## Records for the task
+ + +

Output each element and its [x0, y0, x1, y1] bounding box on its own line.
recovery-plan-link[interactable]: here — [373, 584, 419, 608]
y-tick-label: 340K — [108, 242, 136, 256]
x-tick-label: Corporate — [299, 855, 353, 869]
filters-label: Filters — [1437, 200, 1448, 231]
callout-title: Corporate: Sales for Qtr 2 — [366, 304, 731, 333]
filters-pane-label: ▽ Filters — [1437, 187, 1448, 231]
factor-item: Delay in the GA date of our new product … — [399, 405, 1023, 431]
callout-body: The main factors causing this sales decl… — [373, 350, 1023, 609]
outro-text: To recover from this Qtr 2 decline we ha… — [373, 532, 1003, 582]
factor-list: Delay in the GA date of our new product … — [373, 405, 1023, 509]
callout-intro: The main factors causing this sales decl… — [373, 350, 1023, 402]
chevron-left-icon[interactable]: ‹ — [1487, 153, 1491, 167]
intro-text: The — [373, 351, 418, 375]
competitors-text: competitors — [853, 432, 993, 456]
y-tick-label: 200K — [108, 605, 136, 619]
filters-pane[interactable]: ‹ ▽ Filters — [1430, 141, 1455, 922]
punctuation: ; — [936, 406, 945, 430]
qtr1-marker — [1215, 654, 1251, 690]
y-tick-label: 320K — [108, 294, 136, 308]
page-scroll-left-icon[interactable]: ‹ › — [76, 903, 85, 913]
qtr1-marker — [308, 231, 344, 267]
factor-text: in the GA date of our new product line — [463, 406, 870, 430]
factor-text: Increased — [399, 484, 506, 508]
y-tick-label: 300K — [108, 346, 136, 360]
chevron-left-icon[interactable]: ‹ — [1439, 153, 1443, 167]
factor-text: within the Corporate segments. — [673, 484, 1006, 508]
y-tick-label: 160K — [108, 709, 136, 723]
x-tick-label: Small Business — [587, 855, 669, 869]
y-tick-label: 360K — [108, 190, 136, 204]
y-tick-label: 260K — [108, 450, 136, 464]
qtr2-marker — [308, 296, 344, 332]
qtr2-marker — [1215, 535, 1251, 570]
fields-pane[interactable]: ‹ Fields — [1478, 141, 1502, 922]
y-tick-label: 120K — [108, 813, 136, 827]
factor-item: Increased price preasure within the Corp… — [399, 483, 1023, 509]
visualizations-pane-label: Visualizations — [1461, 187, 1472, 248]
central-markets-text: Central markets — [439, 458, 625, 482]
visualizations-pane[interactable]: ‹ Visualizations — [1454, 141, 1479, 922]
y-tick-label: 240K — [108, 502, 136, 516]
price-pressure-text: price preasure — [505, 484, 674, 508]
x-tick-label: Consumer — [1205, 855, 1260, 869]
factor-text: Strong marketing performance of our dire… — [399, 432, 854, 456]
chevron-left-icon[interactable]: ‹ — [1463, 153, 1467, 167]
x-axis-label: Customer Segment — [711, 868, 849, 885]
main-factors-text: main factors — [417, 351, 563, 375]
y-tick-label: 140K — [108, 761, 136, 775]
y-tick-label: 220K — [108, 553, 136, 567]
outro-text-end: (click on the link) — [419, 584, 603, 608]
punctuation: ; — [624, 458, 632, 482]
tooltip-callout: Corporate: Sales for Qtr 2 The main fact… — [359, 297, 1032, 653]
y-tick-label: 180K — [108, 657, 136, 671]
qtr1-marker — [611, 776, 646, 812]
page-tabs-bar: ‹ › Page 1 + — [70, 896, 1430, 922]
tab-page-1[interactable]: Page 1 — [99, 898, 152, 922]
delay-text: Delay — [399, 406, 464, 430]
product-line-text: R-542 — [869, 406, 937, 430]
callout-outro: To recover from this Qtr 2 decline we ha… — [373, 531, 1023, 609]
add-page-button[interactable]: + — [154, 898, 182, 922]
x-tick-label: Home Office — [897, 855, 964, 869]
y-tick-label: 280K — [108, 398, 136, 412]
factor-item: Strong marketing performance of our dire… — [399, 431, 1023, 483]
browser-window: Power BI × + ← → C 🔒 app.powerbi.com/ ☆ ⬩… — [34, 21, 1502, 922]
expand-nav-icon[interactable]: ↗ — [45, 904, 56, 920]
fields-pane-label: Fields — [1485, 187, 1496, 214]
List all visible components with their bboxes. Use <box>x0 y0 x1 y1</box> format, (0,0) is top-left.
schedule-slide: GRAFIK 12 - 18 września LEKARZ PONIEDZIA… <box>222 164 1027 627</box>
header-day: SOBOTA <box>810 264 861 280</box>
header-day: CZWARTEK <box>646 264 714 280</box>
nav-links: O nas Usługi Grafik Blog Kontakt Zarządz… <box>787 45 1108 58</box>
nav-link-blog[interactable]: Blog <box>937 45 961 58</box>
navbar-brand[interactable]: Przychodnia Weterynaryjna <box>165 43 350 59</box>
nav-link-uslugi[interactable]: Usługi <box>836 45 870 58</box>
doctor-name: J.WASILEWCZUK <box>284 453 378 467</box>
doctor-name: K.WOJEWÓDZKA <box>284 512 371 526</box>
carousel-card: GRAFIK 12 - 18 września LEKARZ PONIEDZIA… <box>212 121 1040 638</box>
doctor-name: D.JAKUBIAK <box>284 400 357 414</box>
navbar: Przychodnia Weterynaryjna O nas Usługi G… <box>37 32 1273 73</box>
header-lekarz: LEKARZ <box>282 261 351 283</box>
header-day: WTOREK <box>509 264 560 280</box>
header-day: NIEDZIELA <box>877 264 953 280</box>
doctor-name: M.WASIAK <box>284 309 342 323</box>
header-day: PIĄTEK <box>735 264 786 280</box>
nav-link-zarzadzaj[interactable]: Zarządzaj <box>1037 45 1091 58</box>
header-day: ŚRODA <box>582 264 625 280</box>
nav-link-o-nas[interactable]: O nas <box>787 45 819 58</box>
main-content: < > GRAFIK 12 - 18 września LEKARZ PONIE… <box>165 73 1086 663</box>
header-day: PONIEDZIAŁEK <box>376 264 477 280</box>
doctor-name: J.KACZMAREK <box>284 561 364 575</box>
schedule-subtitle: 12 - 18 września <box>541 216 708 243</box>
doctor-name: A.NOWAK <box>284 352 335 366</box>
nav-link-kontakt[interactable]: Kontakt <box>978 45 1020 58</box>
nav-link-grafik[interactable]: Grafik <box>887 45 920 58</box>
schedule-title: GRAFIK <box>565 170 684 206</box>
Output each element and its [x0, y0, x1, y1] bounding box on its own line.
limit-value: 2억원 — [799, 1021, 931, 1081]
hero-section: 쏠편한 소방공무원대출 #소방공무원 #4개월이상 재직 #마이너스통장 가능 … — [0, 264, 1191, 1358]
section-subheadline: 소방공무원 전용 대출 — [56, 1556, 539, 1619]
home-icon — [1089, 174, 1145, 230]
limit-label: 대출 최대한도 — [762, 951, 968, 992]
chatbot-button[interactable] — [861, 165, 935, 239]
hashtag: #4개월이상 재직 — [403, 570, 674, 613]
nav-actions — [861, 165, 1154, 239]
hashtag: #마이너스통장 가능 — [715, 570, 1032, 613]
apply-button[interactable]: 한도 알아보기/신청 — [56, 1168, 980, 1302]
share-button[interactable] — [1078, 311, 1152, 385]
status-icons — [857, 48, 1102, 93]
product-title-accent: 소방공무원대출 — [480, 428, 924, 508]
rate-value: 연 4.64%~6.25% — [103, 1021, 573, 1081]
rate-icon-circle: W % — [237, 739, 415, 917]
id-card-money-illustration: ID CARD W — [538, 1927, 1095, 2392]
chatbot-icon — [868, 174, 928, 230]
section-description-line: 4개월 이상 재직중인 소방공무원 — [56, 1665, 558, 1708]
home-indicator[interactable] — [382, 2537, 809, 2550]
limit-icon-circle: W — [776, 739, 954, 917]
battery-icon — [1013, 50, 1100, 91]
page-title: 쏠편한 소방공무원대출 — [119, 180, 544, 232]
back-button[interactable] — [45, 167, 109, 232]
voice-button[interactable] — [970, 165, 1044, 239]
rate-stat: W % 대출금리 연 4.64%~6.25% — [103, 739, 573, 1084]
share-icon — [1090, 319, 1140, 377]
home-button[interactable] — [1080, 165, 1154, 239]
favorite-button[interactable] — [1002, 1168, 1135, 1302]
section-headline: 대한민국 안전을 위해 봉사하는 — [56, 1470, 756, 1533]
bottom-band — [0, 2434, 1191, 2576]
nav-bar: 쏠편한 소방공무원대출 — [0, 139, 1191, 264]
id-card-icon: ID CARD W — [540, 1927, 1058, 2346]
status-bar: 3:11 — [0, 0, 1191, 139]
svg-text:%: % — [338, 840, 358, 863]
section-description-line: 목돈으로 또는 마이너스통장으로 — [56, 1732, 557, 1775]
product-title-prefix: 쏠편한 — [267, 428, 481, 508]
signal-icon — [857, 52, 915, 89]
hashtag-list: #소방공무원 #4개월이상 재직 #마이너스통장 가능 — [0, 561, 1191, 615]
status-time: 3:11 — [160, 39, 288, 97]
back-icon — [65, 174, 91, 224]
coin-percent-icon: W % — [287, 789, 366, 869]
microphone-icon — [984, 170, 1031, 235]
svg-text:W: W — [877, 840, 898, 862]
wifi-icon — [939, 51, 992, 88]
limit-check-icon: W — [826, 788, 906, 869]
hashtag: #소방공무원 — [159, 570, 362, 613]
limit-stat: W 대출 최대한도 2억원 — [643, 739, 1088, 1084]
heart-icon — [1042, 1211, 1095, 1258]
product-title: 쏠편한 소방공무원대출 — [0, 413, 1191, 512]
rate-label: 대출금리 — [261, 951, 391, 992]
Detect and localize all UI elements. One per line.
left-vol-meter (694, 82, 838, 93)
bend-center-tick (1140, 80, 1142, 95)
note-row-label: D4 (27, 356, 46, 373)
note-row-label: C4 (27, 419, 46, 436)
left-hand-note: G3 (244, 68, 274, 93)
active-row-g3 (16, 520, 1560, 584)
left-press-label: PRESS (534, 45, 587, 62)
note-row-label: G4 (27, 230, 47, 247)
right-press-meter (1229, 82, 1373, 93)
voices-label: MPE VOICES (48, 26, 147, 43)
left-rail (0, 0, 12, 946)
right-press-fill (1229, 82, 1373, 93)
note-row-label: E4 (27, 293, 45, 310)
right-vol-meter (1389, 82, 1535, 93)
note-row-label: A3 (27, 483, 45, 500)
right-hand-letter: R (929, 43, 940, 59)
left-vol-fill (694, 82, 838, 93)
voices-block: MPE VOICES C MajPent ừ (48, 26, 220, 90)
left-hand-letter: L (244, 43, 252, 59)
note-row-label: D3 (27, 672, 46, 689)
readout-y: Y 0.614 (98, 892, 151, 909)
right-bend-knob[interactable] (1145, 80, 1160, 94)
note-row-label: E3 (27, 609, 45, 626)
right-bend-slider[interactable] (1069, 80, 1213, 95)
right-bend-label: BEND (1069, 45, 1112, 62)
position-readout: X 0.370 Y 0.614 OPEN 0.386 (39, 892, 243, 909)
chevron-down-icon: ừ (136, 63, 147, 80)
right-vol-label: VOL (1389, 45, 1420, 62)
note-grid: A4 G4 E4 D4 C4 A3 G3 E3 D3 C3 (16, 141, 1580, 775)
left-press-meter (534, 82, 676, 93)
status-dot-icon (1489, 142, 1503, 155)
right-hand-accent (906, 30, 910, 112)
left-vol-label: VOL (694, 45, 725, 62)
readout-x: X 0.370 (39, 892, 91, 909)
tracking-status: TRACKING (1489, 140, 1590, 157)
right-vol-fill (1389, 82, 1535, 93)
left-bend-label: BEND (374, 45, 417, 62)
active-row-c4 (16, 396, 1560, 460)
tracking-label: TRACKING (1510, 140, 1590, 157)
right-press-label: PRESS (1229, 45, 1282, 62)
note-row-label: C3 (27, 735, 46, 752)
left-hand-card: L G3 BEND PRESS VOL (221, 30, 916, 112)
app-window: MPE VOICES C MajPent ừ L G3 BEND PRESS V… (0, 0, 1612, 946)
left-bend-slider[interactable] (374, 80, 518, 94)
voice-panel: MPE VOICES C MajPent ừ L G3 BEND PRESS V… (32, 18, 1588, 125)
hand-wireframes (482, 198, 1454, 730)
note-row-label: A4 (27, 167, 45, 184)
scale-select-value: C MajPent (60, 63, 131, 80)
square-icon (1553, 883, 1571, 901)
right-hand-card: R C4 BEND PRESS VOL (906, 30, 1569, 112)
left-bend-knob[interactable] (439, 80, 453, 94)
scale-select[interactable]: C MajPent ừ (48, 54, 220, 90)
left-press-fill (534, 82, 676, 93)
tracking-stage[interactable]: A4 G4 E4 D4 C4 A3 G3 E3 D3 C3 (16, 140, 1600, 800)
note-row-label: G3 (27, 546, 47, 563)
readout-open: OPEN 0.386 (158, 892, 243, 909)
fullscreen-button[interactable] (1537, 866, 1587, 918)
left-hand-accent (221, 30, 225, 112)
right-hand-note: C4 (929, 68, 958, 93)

+ + +

## Requirement
Return, line for line, the stretch of rows from the start of the rows through the row containing "y-tick-label: 320K — [108, 294, 136, 308]", with both ends included.

## Response to the exercise
Output each element and its [x0, y0, x1, y1] bounding box on its own line.
recovery-plan-link[interactable]: here — [373, 584, 419, 608]
y-tick-label: 340K — [108, 242, 136, 256]
x-tick-label: Corporate — [299, 855, 353, 869]
filters-label: Filters — [1437, 200, 1448, 231]
callout-title: Corporate: Sales for Qtr 2 — [366, 304, 731, 333]
filters-pane-label: ▽ Filters — [1437, 187, 1448, 231]
factor-item: Delay in the GA date of our new product … — [399, 405, 1023, 431]
callout-body: The main factors causing this sales decl… — [373, 350, 1023, 609]
outro-text: To recover from this Qtr 2 decline we ha… — [373, 532, 1003, 582]
factor-list: Delay in the GA date of our new product … — [373, 405, 1023, 509]
callout-intro: The main factors causing this sales decl… — [373, 350, 1023, 402]
chevron-left-icon[interactable]: ‹ — [1487, 153, 1491, 167]
intro-text: The — [373, 351, 418, 375]
competitors-text: competitors — [853, 432, 993, 456]
y-tick-label: 200K — [108, 605, 136, 619]
filters-pane[interactable]: ‹ ▽ Filters — [1430, 141, 1455, 922]
punctuation: ; — [936, 406, 945, 430]
qtr1-marker — [1215, 654, 1251, 690]
y-tick-label: 320K — [108, 294, 136, 308]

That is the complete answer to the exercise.